Write out the records below once more, exactly as they stand.

RECORDS TO USE -
---

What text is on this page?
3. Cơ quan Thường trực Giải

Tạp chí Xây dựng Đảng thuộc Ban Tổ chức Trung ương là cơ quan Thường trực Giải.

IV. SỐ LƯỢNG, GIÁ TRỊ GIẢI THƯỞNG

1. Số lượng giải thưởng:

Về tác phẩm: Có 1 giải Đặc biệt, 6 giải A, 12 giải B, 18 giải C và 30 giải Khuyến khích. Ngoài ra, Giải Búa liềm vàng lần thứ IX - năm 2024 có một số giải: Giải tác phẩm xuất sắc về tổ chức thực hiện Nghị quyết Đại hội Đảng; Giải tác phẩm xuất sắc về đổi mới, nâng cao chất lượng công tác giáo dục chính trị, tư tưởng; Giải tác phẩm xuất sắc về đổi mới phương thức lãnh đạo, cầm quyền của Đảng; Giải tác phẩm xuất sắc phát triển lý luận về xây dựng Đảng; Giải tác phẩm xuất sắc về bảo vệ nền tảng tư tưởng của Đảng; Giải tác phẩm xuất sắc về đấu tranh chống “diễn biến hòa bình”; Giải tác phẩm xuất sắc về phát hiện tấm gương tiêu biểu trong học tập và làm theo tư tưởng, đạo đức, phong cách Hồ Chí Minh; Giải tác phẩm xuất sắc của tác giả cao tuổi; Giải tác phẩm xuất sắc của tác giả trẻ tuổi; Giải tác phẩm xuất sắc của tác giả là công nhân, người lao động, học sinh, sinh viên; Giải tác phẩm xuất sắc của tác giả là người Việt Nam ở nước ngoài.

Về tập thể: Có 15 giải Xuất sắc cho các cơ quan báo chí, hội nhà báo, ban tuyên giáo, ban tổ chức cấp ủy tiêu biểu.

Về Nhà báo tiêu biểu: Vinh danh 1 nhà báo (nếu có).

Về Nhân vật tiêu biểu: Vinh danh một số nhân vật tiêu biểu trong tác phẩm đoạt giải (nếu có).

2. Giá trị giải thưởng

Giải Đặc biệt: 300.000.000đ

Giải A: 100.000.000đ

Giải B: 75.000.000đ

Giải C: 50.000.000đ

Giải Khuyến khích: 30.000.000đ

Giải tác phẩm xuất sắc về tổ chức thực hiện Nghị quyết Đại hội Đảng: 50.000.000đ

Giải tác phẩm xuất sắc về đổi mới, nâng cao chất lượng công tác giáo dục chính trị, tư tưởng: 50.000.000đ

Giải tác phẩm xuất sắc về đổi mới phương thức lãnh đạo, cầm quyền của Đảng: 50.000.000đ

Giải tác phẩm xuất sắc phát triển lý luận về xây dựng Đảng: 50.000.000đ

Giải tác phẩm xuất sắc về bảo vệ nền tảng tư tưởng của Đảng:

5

---

EXERCISE RESULT -
What text is on this page?
3. Cơ quan Thường trực Giải

Tạp chí Xây dựng Đảng thuộc Ban Tổ chức Trung ương là cơ quan Thường trực Giải.

IV. SỐ LƯỢNG, GIÁ TRỊ GIẢI THƯỞNG

1. Số lượng giải thưởng:

Về tác phẩm: Có 1 giải Đặc biệt, 6 giải A, 12 giải B, 18 giải C và 30 giải Khuyến khích. Ngoài ra, Giải Búa liềm vàng lần thứ IX - năm 2024 có một số giải: Giải tác phẩm xuất sắc về tổ chức thực hiện Nghị quyết Đại hội Đảng; Giải tác phẩm xuất sắc về đổi mới, nâng cao chất lượng công tác giáo dục chính trị, tư tưởng; Giải tác phẩm xuất sắc về đổi mới phương thức lãnh đạo, cầm quyền của Đảng; Giải tác phẩm xuất sắc phát triển lý luận về xây dựng Đảng; Giải tác phẩm xuất sắc về bảo vệ nền tảng tư tưởng của Đảng; Giải tác phẩm xuất sắc về đấu tranh chống “diễn biến hòa bình”; Giải tác phẩm xuất sắc về phát hiện tấm gương tiêu biểu trong học tập và làm theo tư tưởng, đạo đức, phong cách Hồ Chí Minh; Giải tác phẩm xuất sắc của tác giả cao tuổi; Giải tác phẩm xuất sắc của tác giả trẻ tuổi; Giải tác phẩm xuất sắc của tác giả là công nhân, người lao động, học sinh, sinh viên; Giải tác phẩm xuất sắc của tác giả là người Việt Nam ở nước ngoài.

Về tập thể: Có 15 giải Xuất sắc cho các cơ quan báo chí, hội nhà báo, ban tuyên giáo, ban tổ chức cấp ủy tiêu biểu.

Về Nhà báo tiêu biểu: Vinh danh 1 nhà báo (nếu có).

Về Nhân vật tiêu biểu: Vinh danh một số nhân vật tiêu biểu trong tác phẩm đoạt giải (nếu có).

2. Giá trị giải thưởng

Giải Đặc biệt: 300.000.000đ

Giải A: 100.000.000đ

Giải B: 75.000.000đ

Giải C: 50.000.000đ

Giải Khuyến khích: 30.000.000đ

Giải tác phẩm xuất sắc về tổ chức thực hiện Nghị quyết Đại hội Đảng: 50.000.000đ

Giải tác phẩm xuất sắc về đổi mới, nâng cao chất lượng công tác giáo dục chính trị, tư tưởng: 50.000.000đ

Giải tác phẩm xuất sắc về đổi mới phương thức lãnh đạo, cầm quyền của Đảng: 50.000.000đ

Giải tác phẩm xuất sắc phát triển lý luận về xây dựng Đảng: 50.000.000đ

Giải tác phẩm xuất sắc về bảo vệ nền tảng tư tưởng của Đảng:

5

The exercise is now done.